Copy out the data word for word, from the very beginning down to and including the line that contains "table-row: 용인시 기흥구".

Spatial annotation entries:
- - -

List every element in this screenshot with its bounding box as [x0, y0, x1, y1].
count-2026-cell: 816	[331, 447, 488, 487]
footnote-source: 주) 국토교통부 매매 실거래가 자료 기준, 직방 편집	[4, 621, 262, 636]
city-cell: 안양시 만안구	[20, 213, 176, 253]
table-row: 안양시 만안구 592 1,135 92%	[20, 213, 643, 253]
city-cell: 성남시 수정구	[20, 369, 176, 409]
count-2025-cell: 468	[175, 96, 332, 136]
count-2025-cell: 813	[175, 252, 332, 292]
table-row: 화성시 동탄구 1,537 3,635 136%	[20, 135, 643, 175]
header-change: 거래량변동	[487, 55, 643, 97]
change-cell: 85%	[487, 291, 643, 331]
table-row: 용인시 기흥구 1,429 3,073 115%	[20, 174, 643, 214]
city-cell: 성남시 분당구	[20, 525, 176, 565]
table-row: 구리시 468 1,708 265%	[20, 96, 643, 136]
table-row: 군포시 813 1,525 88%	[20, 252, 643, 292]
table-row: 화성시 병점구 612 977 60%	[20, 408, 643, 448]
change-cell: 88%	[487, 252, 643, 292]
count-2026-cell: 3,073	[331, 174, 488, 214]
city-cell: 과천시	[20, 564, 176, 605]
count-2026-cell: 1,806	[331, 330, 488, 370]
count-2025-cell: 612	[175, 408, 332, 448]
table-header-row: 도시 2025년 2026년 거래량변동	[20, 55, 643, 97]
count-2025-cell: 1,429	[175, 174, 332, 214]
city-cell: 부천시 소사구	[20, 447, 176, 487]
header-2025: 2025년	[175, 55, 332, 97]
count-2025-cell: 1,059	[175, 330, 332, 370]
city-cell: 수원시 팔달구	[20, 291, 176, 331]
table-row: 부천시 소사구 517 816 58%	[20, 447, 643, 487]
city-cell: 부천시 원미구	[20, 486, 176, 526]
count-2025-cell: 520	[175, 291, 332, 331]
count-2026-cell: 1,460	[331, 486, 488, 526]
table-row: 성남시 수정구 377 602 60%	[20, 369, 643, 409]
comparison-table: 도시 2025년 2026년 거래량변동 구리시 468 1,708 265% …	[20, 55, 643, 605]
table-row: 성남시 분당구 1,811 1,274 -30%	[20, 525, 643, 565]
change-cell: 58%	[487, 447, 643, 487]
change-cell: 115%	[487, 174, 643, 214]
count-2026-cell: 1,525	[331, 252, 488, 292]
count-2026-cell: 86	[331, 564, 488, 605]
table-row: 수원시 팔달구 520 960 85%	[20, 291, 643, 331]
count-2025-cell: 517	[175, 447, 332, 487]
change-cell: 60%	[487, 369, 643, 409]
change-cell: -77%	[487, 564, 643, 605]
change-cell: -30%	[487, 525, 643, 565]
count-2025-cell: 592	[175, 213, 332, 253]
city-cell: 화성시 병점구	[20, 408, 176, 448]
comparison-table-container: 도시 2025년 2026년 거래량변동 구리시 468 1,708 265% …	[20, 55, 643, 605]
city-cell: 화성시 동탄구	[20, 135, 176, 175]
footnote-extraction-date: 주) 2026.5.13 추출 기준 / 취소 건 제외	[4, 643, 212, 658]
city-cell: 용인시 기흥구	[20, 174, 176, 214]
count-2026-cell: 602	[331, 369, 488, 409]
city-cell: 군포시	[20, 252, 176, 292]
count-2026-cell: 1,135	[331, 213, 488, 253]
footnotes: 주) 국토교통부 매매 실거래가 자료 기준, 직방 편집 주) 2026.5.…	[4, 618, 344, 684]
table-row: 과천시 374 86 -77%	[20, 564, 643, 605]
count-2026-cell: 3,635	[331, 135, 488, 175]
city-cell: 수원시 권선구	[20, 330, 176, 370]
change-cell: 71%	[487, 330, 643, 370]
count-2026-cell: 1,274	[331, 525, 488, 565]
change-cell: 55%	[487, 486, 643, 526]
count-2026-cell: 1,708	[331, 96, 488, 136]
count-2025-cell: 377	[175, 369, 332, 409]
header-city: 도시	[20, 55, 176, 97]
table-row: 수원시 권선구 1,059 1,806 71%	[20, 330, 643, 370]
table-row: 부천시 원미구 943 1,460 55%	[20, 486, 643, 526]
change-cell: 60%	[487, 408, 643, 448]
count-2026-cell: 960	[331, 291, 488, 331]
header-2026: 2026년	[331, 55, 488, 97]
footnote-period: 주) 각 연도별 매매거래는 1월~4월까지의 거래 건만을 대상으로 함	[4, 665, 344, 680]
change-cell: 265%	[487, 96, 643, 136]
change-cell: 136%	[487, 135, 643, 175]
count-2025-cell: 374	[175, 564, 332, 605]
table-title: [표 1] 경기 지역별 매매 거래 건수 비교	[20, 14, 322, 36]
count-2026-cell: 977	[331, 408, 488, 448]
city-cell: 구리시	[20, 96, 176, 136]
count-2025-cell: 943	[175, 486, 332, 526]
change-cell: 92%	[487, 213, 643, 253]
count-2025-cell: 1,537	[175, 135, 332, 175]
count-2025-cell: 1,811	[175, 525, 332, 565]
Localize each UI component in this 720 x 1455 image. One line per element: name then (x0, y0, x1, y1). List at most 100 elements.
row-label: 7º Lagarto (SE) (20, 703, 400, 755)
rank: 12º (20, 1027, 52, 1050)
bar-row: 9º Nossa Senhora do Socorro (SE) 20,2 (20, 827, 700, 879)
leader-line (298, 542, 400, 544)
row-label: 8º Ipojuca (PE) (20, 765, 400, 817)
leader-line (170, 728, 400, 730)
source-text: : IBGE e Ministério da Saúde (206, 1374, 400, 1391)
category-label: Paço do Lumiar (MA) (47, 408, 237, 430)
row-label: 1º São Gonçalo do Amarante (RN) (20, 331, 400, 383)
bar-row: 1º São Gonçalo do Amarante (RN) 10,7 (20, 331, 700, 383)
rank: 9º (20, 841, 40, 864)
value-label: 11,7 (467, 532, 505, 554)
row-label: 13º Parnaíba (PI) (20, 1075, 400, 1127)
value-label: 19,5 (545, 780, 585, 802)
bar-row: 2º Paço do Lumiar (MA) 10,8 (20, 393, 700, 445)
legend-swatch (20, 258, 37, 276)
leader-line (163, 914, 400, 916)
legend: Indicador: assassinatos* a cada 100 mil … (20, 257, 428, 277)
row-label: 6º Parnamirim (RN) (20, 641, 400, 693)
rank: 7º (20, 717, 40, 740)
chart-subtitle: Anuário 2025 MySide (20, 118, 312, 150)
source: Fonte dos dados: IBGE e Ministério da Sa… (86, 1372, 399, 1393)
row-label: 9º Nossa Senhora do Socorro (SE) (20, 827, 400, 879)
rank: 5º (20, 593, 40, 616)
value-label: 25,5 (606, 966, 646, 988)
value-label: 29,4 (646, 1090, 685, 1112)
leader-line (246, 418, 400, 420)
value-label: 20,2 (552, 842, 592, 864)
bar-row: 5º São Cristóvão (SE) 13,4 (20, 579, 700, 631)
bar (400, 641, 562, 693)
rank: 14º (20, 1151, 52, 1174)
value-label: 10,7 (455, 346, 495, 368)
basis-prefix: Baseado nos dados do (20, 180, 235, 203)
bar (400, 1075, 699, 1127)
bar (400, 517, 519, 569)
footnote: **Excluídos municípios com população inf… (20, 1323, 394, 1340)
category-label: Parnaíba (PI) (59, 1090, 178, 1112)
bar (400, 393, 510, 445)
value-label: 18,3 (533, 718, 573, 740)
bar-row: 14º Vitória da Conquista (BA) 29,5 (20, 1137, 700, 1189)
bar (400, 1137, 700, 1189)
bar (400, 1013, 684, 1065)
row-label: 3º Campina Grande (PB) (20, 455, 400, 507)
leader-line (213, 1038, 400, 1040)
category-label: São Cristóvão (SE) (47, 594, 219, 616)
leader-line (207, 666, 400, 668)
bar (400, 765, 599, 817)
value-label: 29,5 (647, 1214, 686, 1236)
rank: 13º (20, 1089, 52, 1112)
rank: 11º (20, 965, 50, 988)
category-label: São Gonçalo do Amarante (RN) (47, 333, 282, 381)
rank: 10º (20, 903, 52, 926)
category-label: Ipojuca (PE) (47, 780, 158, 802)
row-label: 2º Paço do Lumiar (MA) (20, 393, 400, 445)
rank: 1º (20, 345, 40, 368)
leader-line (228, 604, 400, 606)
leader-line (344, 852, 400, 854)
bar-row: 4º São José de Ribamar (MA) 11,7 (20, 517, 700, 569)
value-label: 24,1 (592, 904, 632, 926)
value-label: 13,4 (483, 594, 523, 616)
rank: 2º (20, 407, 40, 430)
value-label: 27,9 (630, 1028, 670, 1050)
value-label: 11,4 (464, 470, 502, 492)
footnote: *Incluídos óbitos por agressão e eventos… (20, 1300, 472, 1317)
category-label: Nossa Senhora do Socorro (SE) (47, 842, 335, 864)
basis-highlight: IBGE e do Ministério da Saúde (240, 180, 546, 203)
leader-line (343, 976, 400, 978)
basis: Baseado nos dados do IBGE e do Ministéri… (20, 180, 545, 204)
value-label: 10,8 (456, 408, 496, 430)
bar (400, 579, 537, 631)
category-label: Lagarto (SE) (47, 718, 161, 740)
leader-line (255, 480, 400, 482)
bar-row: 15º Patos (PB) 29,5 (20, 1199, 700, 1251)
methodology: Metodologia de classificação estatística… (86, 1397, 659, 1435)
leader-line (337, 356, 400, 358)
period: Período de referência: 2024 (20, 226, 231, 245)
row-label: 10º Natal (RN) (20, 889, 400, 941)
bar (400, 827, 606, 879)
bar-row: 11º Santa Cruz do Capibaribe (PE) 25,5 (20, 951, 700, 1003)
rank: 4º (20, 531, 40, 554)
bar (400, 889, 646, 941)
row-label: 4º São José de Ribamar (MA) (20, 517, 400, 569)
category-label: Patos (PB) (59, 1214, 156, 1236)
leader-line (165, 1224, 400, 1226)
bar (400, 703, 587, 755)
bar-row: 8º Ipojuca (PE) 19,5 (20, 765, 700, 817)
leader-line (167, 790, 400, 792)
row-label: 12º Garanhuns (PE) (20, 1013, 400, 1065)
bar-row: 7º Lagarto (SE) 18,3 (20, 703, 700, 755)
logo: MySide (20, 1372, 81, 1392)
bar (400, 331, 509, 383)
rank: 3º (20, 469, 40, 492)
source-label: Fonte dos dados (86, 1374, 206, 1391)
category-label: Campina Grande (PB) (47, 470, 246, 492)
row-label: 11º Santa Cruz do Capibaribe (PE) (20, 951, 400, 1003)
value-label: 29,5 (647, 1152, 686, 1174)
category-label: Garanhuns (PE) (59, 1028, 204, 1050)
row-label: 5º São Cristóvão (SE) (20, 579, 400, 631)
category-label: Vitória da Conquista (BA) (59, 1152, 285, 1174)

- - -

» **TASK ANSWER**:
List every element in this screenshot with its bounding box as [x0, y0, x1, y1].
count-2026-cell: 816	[331, 447, 488, 487]
footnote-source: 주) 국토교통부 매매 실거래가 자료 기준, 직방 편집	[4, 621, 262, 636]
city-cell: 안양시 만안구	[20, 213, 176, 253]
table-row: 안양시 만안구 592 1,135 92%	[20, 213, 643, 253]
city-cell: 성남시 수정구	[20, 369, 176, 409]
count-2025-cell: 468	[175, 96, 332, 136]
count-2025-cell: 813	[175, 252, 332, 292]
table-row: 화성시 동탄구 1,537 3,635 136%	[20, 135, 643, 175]
header-change: 거래량변동	[487, 55, 643, 97]
change-cell: 85%	[487, 291, 643, 331]
table-row: 용인시 기흥구 1,429 3,073 115%	[20, 174, 643, 214]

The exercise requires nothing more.